◆ What you will do ◆
Transcribe the entries below exactly; leave every image out.

◆ Stored data ◆
»»
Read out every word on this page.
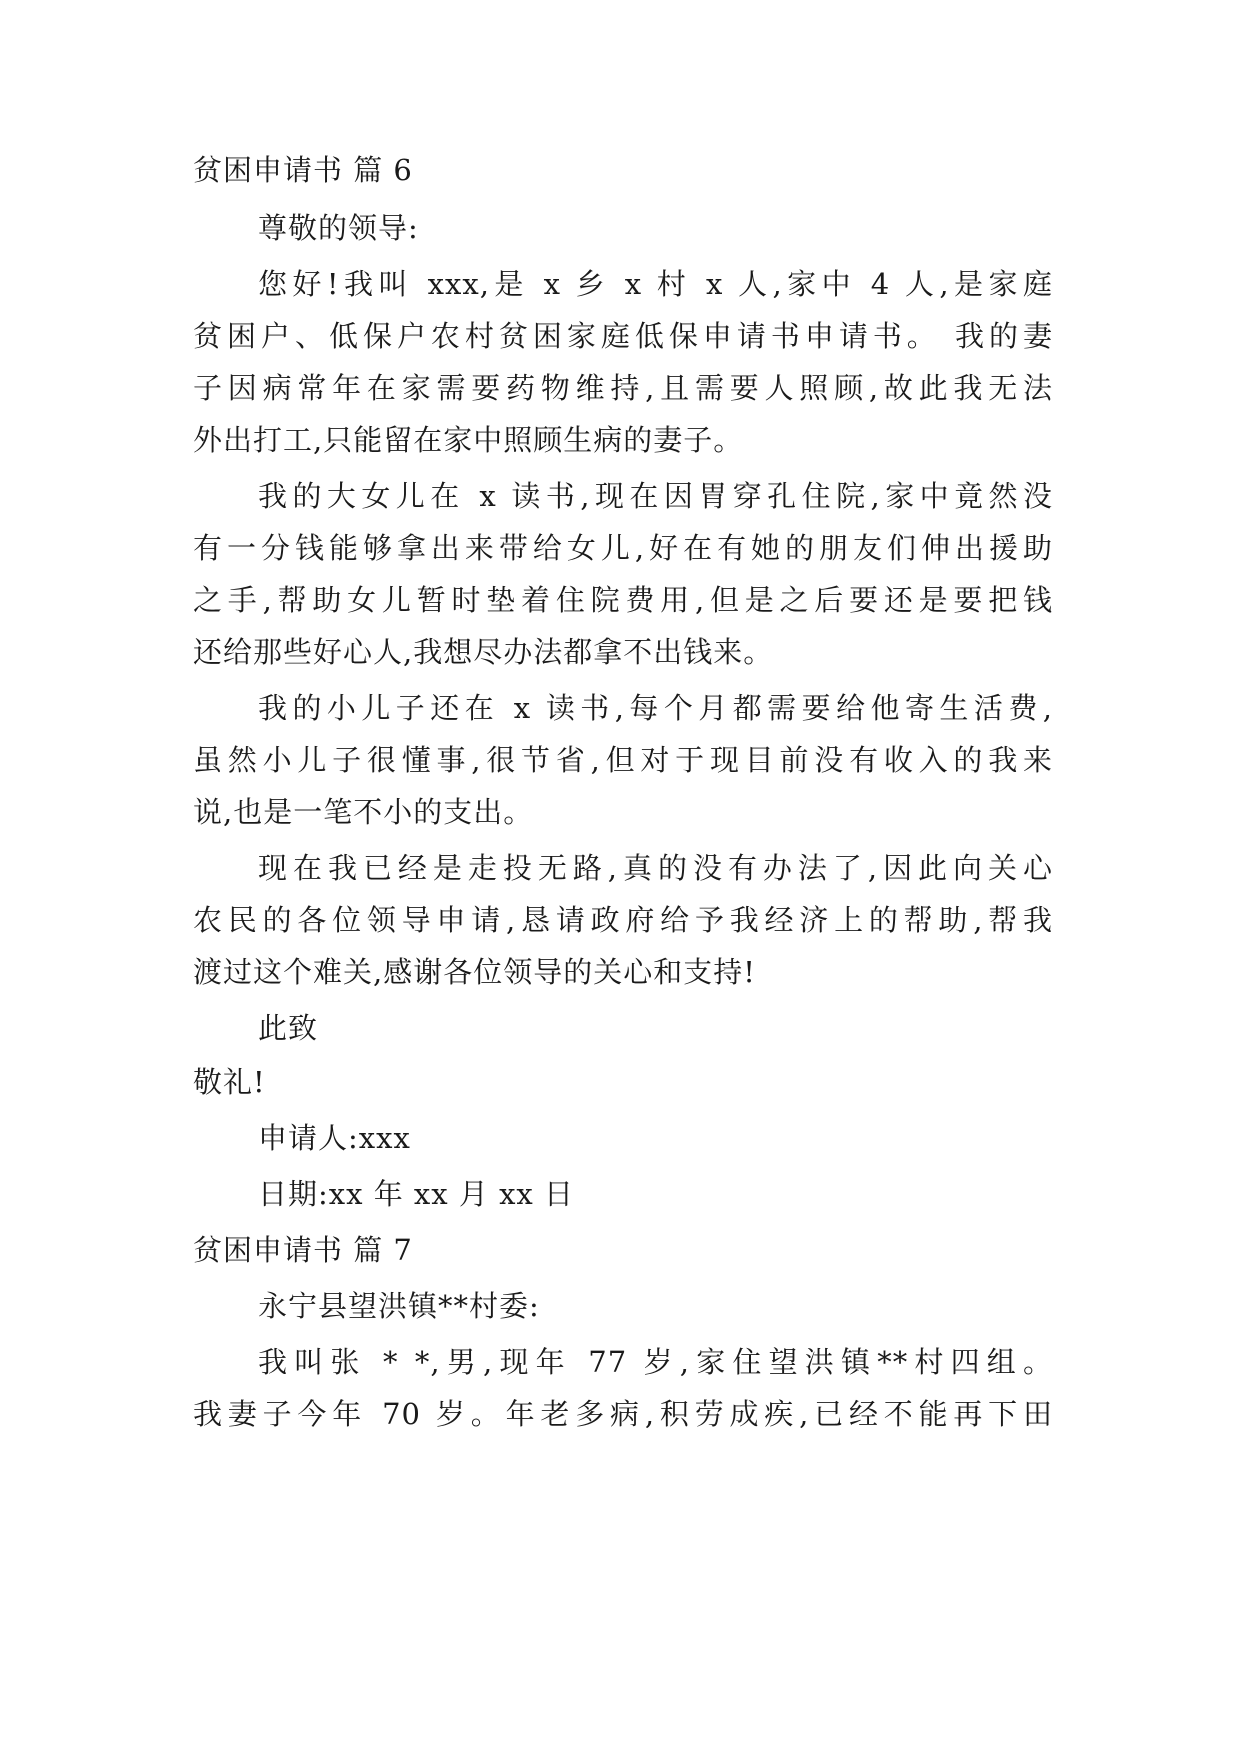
贫困申请书 篇 6
尊敬的领导:
您好!我叫 xxx,是 x 乡 x 村 x 人,家中 4 人,是家庭
贫困户、低保户农村贫困家庭低保申请书申请书。 我的妻
子因病常年在家需要药物维持,且需要人照顾,故此我无法
外出打工,只能留在家中照顾生病的妻子。
我的大女儿在 x 读书,现在因胃穿孔住院,家中竟然没
有一分钱能够拿出来带给女儿,好在有她的朋友们伸出援助
之手,帮助女儿暂时垫着住院费用,但是之后要还是要把钱
还给那些好心人,我想尽办法都拿不出钱来。
我的小儿子还在 x 读书,每个月都需要给他寄生活费,
虽然小儿子很懂事,很节省,但对于现目前没有收入的我来
说,也是一笔不小的支出。
现在我已经是走投无路,真的没有办法了,因此向关心
农民的各位领导申请,恳请政府给予我经济上的帮助,帮我
渡过这个难关,感谢各位领导的关心和支持!
此致
敬礼!
申请人:xxx
日期:xx 年 xx 月 xx 日
贫困申请书 篇 7
永宁县望洪镇**村委:
我叫张 * *,男,现年 77 岁,家住望洪镇**村四组。
我妻子今年 70 岁。年老多病,积劳成疾,已经不能再下田
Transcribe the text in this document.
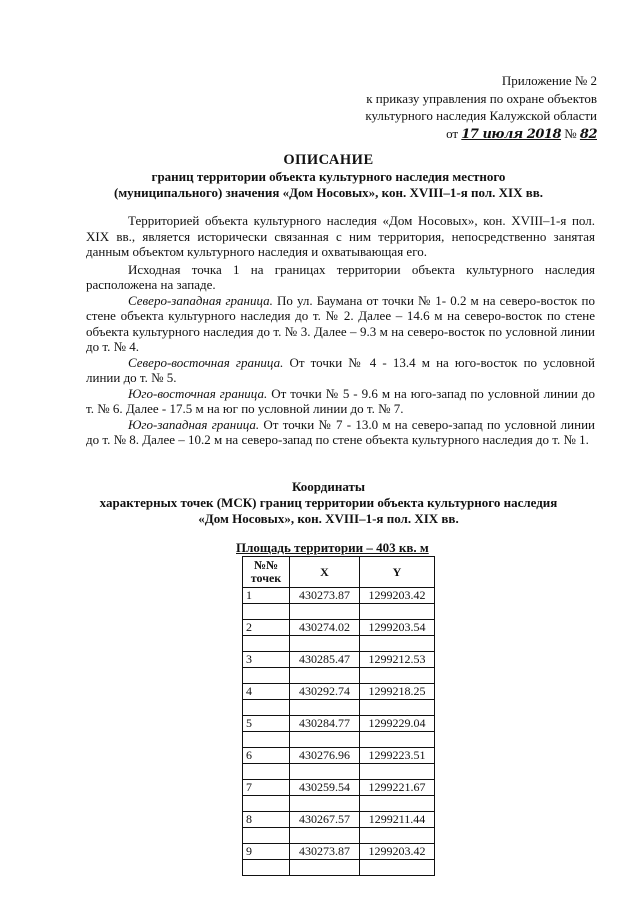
Приложение № 2
к приказу управления по охране объектов
культурного наследия Калужской области
от 17 июля 2018 № 82
ОПИСАНИЕ
границ территории объекта культурного наследия местного
(муниципального) значения «Дом Носовых», кон. XVIII–1-я пол. XIX вв.

Территорией объекта культурного наследия «Дом Носовых», кон. XVIII–1-я пол. XIX вв., является исторически связанная с ним территория, непосредственно занятая данным объектом культурного наследия и охватывающая его.

Исходная точка 1 на границах территории объекта культурного наследия расположена на западе.

Северо-западная граница. По ул. Баумана от точки № 1- 0.2 м на северо-восток по стене объекта культурного наследия до т. № 2. Далее – 14.6 м на северо-восток по стене объекта культурного наследия до т. № 3. Далее – 9.3 м на северо-восток по условной линии до т. № 4.

Северо-восточная граница. От точки № 4 - 13.4 м на юго-восток по условной линии до т. № 5.

Юго-восточная граница. От точки № 5 - 9.6 м на юго-запад по условной линии до т. № 6. Далее - 17.5 м на юг по условной линии до т. № 7.

Юго-западная граница. От точки № 7 - 13.0 м на северо-запад по условной линии до т. № 8. Далее – 10.2 м на северо-запад по стене объекта культурного наследия до т. № 1.

Координаты
характерных точек (МСК) границ территории объекта культурного наследия
«Дом Носовых», кон. XVIII–1-я пол. XIX вв.
Площадь территории – 403 кв. м
№№ точек	X	Y
1	430273.87	1299203.42

2	430274.02	1299203.54

3	430285.47	1299212.53

4	430292.74	1299218.25

5	430284.77	1299229.04

6	430276.96	1299223.51

7	430259.54	1299221.67

8	430267.57	1299211.44

9	430273.87	1299203.42
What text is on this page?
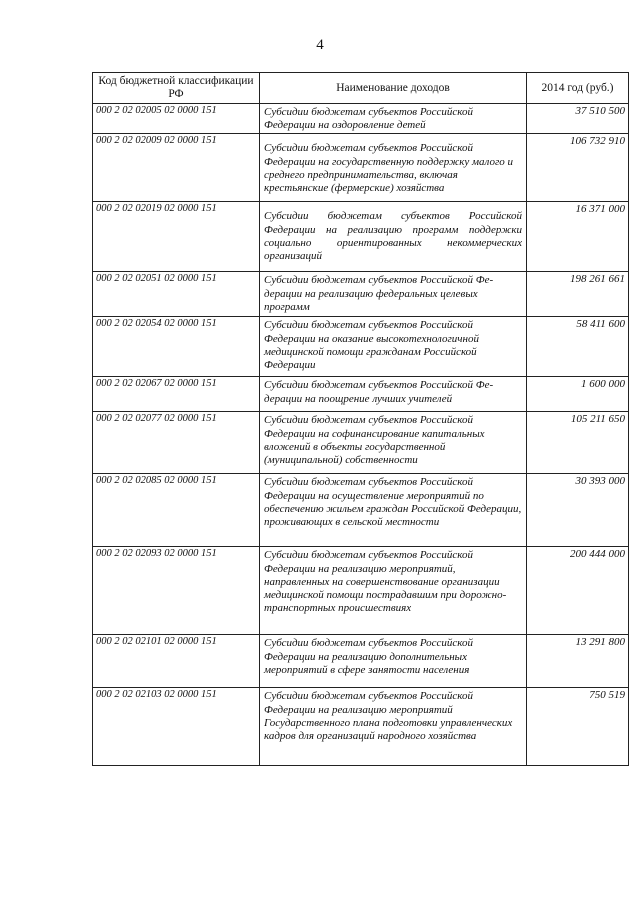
4
Код бюджетной классификации РФ	Наименование доходов	2014 год (руб.)
000 2 02 02005 02 0000 151	Субсидии бюджетам субъектов Российской Федерации на оздоровление детей	37 510 500
000 2 02 02009 02 0000 151	Субсидии бюджетам субъектов Российской Федерации на государственную поддержку малого и среднего предпринимательства, включая крестьянские (фермерские) хозяйства	106 732 910
000 2 02 02019 02 0000 151	Субсидии бюджетам субъектов Российской Федерации на реализацию программ поддержки социально ориентированных некоммерческих организаций	16 371 000
000 2 02 02051 02 0000 151	Субсидии бюджетам субъектов Российской Фе-дерации на реализацию федеральных целевых программ	198 261 661
000 2 02 02054 02 0000 151	Субсидии бюджетам субъектов Российской Федерации на оказание высокотехнологичной медицинской помощи гражданам Российской Федерации	58 411 600
000 2 02 02067 02 0000 151	Субсидии бюджетам субъектов Российской Фе-дерации на поощрение лучших учителей	1 600 000
000 2 02 02077 02 0000 151	Субсидии бюджетам субъектов Российской Федерации на софинансирование капитальных вложений в объекты государственной (муниципальной) собственности	105 211 650
000 2 02 02085 02 0000 151	Субсидии бюджетам субъектов Российской Федерации на осуществление мероприятий по обеспечению жильем граждан Российской Федерации, проживающих в сельской местности	30 393 000
000 2 02 02093 02 0000 151	Субсидии бюджетам субъектов Российской Федерации на реализацию мероприятий, направленных на совершенствование организации медицинской помощи пострадавшим при дорожно-транспортных происшествиях	200 444 000
000 2 02 02101 02 0000 151	Субсидии бюджетам субъектов Российской Федерации на реализацию дополнительных мероприятий в сфере занятости населения	13 291 800
000 2 02 02103 02 0000 151	Субсидии бюджетам субъектов Российской Федерации на реализацию мероприятий Государственного плана подготовки управленческих кадров для организаций народного хозяйства	750 519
««
◆ Solution to the problem ◆
Read out every word on this page.
贫困申请书 篇 6
尊敬的领导:
您好!我叫 xxx,是 x 乡 x 村 x 人,家中 4 人,是家庭
贫困户、低保户农村贫困家庭低保申请书申请书。 我的妻
子因病常年在家需要药物维持,且需要人照顾,故此我无法
外出打工,只能留在家中照顾生病的妻子。
我的大女儿在 x 读书,现在因胃穿孔住院,家中竟然没
有一分钱能够拿出来带给女儿,好在有她的朋友们伸出援助
之手,帮助女儿暂时垫着住院费用,但是之后要还是要把钱
还给那些好心人,我想尽办法都拿不出钱来。
我的小儿子还在 x 读书,每个月都需要给他寄生活费,
虽然小儿子很懂事,很节省,但对于现目前没有收入的我来
说,也是一笔不小的支出。
现在我已经是走投无路,真的没有办法了,因此向关心
农民的各位领导申请,恳请政府给予我经济上的帮助,帮我
渡过这个难关,感谢各位领导的关心和支持!
此致
敬礼!
申请人:xxx
日期:xx 年 xx 月 xx 日
贫困申请书 篇 7
永宁县望洪镇**村委:
我叫张 * *,男,现年 77 岁,家住望洪镇**村四组。
我妻子今年 70 岁。年老多病,积劳成疾,已经不能再下田
Transcribe the text in this document.
Приложение № 2
к приказу управления по охране объектов
культурного наследия Калужской области
от 17 июля 2018 № 82
ОПИСАНИЕ
границ территории объекта культурного наследия местного
(муниципального) значения «Дом Носовых», кон. XVIII–1-я пол. XIX вв.

Территорией объекта культурного наследия «Дом Носовых», кон. XVIII–1-я пол. XIX вв., является исторически связанная с ним территория, непосредственно занятая данным объектом культурного наследия и охватывающая его.

Исходная точка 1 на границах территории объекта культурного наследия расположена на западе.

Северо-западная граница. По ул. Баумана от точки № 1- 0.2 м на северо-восток по стене объекта культурного наследия до т. № 2. Далее – 14.6 м на северо-восток по стене объекта культурного наследия до т. № 3. Далее – 9.3 м на северо-восток по условной линии до т. № 4.

Северо-восточная граница. От точки № 4 - 13.4 м на юго-восток по условной линии до т. № 5.

Юго-восточная граница. От точки № 5 - 9.6 м на юго-запад по условной линии до т. № 6. Далее - 17.5 м на юг по условной линии до т. № 7.

Юго-западная граница. От точки № 7 - 13.0 м на северо-запад по условной линии до т. № 8. Далее – 10.2 м на северо-запад по стене объекта культурного наследия до т. № 1.

Координаты
характерных точек (МСК) границ территории объекта культурного наследия
«Дом Носовых», кон. XVIII–1-я пол. XIX вв.
Площадь территории – 403 кв. м
№№ точек	X	Y
1	430273.87	1299203.42

2	430274.02	1299203.54

3	430285.47	1299212.53

4	430292.74	1299218.25

5	430284.77	1299229.04

6	430276.96	1299223.51

7	430259.54	1299221.67

8	430267.57	1299211.44

9	430273.87	1299203.42
What text is on this page?
4
Код бюджетной классификации РФ	Наименование доходов	2014 год (руб.)
000 2 02 02005 02 0000 151	Субсидии бюджетам субъектов Российской Федерации на оздоровление детей	37 510 500
000 2 02 02009 02 0000 151	Субсидии бюджетам субъектов Российской Федерации на государственную поддержку малого и среднего предпринимательства, включая крестьянские (фермерские) хозяйства	106 732 910
000 2 02 02019 02 0000 151	Субсидии бюджетам субъектов Российской Федерации на реализацию программ поддержки социально ориентированных некоммерческих организаций	16 371 000
000 2 02 02051 02 0000 151	Субсидии бюджетам субъектов Российской Фе-дерации на реализацию федеральных целевых программ	198 261 661
000 2 02 02054 02 0000 151	Субсидии бюджетам субъектов Российской Федерации на оказание высокотехнологичной медицинской помощи гражданам Российской Федерации	58 411 600
000 2 02 02067 02 0000 151	Субсидии бюджетам субъектов Российской Фе-дерации на поощрение лучших учителей	1 600 000
000 2 02 02077 02 0000 151	Субсидии бюджетам субъектов Российской Федерации на софинансирование капитальных вложений в объекты государственной (муниципальной) собственности	105 211 650
000 2 02 02085 02 0000 151	Субсидии бюджетам субъектов Российской Федерации на осуществление мероприятий по обеспечению жильем граждан Российской Федерации, проживающих в сельской местности	30 393 000
000 2 02 02093 02 0000 151	Субсидии бюджетам субъектов Российской Федерации на реализацию мероприятий, направленных на совершенствование организации медицинской помощи пострадавшим при дорожно-транспортных происшествиях	200 444 000
000 2 02 02101 02 0000 151	Субсидии бюджетам субъектов Российской Федерации на реализацию дополнительных мероприятий в сфере занятости населения	13 291 800
000 2 02 02103 02 0000 151	Субсидии бюджетам субъектов Российской Федерации на реализацию мероприятий Государственного плана подготовки управленческих кадров для организаций народного хозяйства	750 519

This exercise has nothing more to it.